Gather up every line that includes the string "subtype".

▼

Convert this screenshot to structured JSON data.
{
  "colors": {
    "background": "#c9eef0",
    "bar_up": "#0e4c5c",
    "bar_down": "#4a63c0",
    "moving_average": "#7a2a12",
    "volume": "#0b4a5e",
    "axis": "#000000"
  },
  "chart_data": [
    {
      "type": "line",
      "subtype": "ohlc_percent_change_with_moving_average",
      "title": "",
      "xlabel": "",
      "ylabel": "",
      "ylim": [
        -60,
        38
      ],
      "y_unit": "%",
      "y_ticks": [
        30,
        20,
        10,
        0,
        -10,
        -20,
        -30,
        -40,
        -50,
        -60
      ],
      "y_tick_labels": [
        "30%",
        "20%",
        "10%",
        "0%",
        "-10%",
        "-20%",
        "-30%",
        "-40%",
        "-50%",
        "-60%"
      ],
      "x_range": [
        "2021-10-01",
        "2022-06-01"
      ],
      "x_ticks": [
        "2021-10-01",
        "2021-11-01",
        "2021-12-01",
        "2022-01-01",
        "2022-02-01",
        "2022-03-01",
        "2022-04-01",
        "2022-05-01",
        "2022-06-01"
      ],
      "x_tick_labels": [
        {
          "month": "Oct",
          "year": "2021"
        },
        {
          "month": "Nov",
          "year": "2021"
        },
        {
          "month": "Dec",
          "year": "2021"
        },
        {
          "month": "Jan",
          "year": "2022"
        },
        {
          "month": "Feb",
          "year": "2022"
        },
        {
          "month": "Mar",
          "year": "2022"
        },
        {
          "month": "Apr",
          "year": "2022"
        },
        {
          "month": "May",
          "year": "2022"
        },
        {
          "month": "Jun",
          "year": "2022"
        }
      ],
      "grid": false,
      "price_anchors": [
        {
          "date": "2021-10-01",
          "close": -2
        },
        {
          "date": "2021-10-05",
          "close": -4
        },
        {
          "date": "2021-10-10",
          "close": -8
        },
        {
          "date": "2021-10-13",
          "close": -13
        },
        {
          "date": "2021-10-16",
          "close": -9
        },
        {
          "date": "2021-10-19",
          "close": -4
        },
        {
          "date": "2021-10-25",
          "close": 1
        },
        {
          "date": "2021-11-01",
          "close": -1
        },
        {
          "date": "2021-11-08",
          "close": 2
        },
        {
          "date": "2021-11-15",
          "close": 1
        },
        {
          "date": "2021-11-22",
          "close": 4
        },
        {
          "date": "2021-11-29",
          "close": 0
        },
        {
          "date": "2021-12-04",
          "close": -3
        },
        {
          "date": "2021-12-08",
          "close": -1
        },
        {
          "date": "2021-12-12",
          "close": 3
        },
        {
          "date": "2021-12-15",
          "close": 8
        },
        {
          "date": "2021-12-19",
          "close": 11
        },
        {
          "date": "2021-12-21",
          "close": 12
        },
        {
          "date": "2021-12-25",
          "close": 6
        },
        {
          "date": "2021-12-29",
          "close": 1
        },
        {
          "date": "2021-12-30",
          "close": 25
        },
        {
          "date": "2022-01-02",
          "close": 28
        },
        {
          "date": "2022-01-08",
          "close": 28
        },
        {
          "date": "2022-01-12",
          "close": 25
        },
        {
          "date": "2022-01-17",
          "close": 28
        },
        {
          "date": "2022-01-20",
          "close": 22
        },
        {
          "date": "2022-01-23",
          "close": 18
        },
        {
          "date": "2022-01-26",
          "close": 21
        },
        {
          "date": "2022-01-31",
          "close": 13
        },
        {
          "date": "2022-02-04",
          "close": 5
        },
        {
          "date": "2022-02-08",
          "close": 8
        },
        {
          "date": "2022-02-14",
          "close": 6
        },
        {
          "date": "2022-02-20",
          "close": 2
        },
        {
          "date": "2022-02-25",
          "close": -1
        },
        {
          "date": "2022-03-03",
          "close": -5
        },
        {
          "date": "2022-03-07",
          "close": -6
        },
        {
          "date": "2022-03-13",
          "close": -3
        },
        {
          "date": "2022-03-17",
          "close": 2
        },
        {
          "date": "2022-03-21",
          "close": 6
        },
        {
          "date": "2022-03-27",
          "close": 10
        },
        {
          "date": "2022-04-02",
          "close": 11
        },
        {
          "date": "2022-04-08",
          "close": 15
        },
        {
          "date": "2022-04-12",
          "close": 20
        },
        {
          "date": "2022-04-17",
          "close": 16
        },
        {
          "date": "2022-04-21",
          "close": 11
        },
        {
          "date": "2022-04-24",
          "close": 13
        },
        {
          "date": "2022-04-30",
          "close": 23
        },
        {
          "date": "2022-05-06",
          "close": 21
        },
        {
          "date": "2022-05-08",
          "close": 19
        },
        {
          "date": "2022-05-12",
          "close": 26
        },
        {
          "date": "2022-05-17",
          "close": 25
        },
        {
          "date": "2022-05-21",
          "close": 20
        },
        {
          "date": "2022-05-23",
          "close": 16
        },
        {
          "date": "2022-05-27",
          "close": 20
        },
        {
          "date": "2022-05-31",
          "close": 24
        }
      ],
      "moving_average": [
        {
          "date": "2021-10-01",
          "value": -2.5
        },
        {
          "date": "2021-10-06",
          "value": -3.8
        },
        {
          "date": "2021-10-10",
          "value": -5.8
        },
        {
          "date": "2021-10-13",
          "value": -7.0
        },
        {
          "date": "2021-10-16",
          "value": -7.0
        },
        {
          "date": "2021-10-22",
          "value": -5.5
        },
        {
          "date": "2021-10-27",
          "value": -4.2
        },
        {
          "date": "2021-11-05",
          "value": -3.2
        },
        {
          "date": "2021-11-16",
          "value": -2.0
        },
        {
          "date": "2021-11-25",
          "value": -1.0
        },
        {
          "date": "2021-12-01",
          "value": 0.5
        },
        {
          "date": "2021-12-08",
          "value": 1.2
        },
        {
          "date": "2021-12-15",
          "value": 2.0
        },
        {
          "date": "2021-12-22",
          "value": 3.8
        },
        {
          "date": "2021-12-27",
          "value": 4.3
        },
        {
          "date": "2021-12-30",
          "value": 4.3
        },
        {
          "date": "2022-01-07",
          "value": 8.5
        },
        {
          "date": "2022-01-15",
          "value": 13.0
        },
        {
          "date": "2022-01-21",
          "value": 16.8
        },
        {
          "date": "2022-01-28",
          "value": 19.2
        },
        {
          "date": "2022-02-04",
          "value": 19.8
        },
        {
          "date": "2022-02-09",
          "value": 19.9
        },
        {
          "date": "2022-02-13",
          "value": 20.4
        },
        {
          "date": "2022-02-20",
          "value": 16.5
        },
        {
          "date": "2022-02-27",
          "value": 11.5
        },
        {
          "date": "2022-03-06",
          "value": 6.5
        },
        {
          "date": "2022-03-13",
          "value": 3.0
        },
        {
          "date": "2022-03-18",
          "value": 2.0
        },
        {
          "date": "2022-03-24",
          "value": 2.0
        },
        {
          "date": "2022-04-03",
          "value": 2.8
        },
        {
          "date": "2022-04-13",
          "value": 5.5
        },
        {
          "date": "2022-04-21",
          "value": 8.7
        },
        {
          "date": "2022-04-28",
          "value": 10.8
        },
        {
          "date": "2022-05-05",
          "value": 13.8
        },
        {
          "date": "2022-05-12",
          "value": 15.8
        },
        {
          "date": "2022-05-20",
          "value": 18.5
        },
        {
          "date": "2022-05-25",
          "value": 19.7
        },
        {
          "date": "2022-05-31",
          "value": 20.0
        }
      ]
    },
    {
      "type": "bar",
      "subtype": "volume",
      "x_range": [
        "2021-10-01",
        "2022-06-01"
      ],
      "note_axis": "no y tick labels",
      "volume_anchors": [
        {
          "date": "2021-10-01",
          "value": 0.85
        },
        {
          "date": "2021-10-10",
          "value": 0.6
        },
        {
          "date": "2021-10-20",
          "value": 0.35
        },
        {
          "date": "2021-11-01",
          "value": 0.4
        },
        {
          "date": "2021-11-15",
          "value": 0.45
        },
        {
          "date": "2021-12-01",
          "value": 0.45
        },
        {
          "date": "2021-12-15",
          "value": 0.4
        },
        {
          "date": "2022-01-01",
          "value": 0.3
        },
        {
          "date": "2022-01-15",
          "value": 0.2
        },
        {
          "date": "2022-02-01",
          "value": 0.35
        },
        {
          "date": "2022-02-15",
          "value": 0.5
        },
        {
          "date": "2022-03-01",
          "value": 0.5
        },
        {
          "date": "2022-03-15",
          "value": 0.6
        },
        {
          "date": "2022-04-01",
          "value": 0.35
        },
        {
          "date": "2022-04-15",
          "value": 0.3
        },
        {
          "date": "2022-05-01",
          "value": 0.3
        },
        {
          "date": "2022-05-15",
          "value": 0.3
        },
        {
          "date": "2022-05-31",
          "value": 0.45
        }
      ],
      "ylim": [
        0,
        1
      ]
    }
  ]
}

▲

SOLUTION FOR THIS EXERCISE:
      "subtype": "ohlc_percent_change_with_moving_average",
      "subtype": "volume",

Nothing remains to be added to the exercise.